§ TEXT BLOCK

****************

Understand the sample mean from a few different perspectives
- As a generic measure of centrality
- As a minimizer of squared loss
- A quantity that converges to the mean
- As a projection onto the vector of all ones
- As a very special linear regression

The sample mean of test scores

Here is a histogram of the final exam scores from last year’s 151A class. There were 50 students, and the maximum score was 40.

ggplot() + geom_histogram(aes(x=scores), bins=40)

Suppose I collected all the grades and labeled them $y_1$, $y_2$, up to $y_N$, where there are $N$ students in the class. I then compute

\[ \ybar = \meann \y_n. \]

In this case, $\ybar = 29.36$. It happens that this corresponds to a score of 73.4%.

Today we will talk about:

What does this tell me?
How can I understand what I’ve done mathematically?
Conceptually?
In what sense is there any “uncertainty” associated with this computation?

Though this may seem belaboured, it will set us up well for the corresponding interpretations in the more complicated setting of linear regression.

A simple measure of centrality

One intepretation of this is simply a measure of the “center” of the distribution.

ggplot() + 
  geom_histogram(aes(x=scores), bins=40) +
  geom_vline(aes(xintercept=ybar), color="red")

Of course, other measures of center exist, like the median, which in this case was 32. In general, the mean and median are of course different:

\[ \textrm{Median} = 32 \ne 29.36 = \textrm{Mean}. \]

This is useful as a summary statistic, answering something roughly like “what was a roughly typical score,” maybe for the purpose of assessing whether the final was too hard or too easy. (I think this indicates that it was too hard.)

****************

§ MATERIAL
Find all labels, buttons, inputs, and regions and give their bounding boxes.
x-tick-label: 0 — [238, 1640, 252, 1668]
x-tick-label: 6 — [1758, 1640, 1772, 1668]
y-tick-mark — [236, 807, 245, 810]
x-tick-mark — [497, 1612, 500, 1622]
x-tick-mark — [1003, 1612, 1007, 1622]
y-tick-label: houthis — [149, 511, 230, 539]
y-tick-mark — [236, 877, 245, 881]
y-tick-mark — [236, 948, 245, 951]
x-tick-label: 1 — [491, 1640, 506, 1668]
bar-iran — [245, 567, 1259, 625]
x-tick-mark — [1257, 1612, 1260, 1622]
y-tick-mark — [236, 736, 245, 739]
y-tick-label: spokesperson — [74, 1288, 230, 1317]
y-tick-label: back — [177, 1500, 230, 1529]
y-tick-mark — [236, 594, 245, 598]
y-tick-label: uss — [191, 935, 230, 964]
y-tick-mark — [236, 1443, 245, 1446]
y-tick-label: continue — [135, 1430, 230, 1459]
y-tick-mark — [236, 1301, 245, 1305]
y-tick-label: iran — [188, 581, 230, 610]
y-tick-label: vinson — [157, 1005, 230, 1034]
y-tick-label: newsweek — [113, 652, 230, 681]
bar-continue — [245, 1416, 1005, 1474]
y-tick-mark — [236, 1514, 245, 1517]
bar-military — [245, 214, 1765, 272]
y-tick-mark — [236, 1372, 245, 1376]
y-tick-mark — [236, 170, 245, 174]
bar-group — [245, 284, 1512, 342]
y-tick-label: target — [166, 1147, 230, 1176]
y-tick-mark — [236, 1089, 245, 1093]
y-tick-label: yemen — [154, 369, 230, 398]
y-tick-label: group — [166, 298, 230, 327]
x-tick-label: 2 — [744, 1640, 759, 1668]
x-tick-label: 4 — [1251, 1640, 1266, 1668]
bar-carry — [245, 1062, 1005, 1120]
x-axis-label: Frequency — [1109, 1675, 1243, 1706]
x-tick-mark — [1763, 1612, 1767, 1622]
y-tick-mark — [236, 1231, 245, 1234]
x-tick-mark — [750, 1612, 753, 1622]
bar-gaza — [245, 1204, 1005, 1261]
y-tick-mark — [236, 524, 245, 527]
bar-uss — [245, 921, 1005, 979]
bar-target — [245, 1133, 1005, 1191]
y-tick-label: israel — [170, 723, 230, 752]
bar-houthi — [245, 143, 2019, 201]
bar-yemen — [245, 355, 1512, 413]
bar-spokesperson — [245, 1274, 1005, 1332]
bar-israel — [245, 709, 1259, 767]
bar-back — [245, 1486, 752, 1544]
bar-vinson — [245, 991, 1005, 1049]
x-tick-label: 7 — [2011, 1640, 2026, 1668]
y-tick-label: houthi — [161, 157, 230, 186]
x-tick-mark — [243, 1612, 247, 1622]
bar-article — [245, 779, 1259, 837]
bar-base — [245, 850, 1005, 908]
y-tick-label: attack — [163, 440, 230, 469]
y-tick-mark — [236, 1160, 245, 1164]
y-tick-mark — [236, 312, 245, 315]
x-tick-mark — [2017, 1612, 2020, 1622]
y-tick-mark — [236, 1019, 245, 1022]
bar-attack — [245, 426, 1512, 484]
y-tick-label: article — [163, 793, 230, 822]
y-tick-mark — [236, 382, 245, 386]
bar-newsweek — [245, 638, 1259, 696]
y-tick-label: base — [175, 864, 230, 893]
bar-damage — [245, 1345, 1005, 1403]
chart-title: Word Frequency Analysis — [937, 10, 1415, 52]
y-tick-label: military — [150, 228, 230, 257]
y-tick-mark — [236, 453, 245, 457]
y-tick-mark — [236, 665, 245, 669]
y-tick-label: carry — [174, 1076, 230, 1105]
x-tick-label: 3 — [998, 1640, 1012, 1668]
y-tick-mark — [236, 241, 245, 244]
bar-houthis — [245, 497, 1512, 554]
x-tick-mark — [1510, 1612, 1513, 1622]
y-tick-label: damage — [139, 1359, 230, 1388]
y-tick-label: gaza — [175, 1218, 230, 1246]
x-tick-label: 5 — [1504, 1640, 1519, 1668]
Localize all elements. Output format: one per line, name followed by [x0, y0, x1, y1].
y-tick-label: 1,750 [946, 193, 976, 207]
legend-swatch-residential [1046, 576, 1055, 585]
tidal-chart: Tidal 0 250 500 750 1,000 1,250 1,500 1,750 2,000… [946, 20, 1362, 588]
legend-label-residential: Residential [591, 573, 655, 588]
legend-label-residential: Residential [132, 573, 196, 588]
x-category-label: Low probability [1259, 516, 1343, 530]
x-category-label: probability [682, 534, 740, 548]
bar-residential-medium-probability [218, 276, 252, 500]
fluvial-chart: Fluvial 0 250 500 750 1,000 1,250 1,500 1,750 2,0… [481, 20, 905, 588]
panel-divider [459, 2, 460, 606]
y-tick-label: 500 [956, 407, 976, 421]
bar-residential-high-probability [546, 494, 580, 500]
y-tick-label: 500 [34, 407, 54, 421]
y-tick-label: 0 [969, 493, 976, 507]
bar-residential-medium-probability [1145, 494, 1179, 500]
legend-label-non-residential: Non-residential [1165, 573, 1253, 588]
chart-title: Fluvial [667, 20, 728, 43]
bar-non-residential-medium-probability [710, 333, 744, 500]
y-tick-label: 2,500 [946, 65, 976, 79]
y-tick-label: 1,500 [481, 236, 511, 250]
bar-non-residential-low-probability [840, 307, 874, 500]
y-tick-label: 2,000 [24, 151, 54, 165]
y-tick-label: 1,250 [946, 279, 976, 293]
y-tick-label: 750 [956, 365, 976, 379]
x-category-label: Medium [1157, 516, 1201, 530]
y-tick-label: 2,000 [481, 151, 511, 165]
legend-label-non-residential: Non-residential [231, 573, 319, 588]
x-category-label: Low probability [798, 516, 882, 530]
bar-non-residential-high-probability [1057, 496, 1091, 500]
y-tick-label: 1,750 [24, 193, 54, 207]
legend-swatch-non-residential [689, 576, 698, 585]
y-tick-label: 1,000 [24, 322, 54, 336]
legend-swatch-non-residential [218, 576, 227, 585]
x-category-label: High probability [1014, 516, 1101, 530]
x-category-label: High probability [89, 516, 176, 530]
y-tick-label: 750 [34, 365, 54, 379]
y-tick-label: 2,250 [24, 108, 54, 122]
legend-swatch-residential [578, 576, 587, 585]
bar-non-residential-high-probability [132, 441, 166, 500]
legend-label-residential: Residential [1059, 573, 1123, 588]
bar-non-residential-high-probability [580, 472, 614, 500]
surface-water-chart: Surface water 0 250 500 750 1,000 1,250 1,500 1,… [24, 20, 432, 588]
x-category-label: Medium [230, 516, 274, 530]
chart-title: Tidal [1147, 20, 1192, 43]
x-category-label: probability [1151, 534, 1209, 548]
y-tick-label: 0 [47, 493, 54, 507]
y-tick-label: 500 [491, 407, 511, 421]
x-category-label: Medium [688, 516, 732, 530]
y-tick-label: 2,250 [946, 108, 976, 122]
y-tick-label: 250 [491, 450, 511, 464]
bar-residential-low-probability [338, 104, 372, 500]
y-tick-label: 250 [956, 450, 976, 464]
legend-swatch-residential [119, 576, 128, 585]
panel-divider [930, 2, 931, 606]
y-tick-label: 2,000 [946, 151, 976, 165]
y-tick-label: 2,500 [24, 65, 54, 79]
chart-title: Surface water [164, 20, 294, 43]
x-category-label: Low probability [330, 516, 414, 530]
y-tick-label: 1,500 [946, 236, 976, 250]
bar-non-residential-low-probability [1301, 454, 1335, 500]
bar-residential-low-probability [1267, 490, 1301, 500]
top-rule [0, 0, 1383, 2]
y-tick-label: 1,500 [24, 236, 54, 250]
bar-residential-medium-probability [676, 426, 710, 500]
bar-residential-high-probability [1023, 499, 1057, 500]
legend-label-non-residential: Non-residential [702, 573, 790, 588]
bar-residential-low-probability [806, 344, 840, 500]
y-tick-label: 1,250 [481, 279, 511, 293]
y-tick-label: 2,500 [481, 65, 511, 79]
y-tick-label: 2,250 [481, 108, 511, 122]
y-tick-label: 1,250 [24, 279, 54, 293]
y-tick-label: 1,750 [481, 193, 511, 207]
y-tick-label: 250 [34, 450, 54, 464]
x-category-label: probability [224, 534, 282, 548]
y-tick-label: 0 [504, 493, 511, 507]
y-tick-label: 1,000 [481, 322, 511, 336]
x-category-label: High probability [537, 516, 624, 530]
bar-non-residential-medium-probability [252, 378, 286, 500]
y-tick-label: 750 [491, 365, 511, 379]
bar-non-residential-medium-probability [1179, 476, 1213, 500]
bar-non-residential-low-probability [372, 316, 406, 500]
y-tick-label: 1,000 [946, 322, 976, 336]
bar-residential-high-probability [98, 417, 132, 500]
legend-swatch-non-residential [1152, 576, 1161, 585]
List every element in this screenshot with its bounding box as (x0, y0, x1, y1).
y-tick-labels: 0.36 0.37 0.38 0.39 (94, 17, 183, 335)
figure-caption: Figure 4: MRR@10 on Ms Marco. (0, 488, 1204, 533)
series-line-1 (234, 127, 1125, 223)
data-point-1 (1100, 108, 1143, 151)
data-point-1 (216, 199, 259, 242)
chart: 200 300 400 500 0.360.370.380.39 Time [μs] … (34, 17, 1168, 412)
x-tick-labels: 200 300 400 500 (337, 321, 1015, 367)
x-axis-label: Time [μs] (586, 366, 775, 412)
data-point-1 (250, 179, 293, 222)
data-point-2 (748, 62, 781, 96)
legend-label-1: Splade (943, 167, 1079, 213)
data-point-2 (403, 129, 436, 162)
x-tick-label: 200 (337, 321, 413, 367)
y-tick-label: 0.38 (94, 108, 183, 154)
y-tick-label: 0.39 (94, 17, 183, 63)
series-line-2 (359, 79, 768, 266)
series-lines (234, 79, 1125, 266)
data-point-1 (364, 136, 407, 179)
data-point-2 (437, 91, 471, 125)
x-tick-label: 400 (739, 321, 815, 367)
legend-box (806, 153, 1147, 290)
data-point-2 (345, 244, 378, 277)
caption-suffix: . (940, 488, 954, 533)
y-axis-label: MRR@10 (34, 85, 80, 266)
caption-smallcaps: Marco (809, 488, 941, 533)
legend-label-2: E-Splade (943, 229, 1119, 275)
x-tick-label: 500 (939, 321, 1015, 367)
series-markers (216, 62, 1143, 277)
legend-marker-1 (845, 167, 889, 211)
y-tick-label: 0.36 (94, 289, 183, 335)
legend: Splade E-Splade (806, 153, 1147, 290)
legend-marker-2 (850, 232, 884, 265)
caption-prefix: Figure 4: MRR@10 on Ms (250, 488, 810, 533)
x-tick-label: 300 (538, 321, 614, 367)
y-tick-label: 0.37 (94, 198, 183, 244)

****************

§ WHAT YOU HAVE TO DO
Write the next portion of the lecture notes on the sample mean, beginning right after their final sentence.

§ RESULT OF THE EXERCISE
In this measure, there is no statistical uncertainty. We ask what the sample mean of scores for this particular class were, and we computed it.

An estimator of an unknown mean

We might doubt that the number 29.36 is unreasonably precise. After all, if we had somehow given the “exactly same class and exam” to a “different set of students,” then the final exam scores would have been different, even though the thing we’re ostensibly trying to measure, the “hardness” of the exam, would be the same. In this model, we implicitly imagine that the test scores we saw were $N$ draws from some hypothetical infinte distribution of a random variable $y$. We would like to know $\expect{y}$, but have only $\ybar$. It will be useful to give $\expect{y}$ a name; let’s call it $\mu := \expect{y}$.

It’s worth reflecting for how hard it is to make the preceding conceit precise. It’s impossible to teach the “same class” to a different set of students. Further, even if you could, students choose this class, they are not randomly assigned. And there is no infinite pool of students. Still, this conceit seems to capture something intuitively sensible — that the precise score we saw may depends in some way on the ideosyncracies of these particular students, and would plausibly be different had those ideosyncracies been different but still “typical.”

The law of large numbers

Taking the conceit for granted, we want to know $\mu$, which is just a number, but we observe $\ybar$, which we are imagining is a random variable (since it is a function of $\y_1, \ldots, \y_N$, which are random). In what sense does $\ybar$ tell us anything about $\mu$? As long as $\var{y} < \infty$, the most important property $\ybar$ has is “consistency”:

\[ \ybar \rightarrow \mu \quad\textrm{as }N \rightarrow \infty. \]

This follows by the “law of large numbers,” of LLN, which will be an important tool in discussing the properties of linear regression.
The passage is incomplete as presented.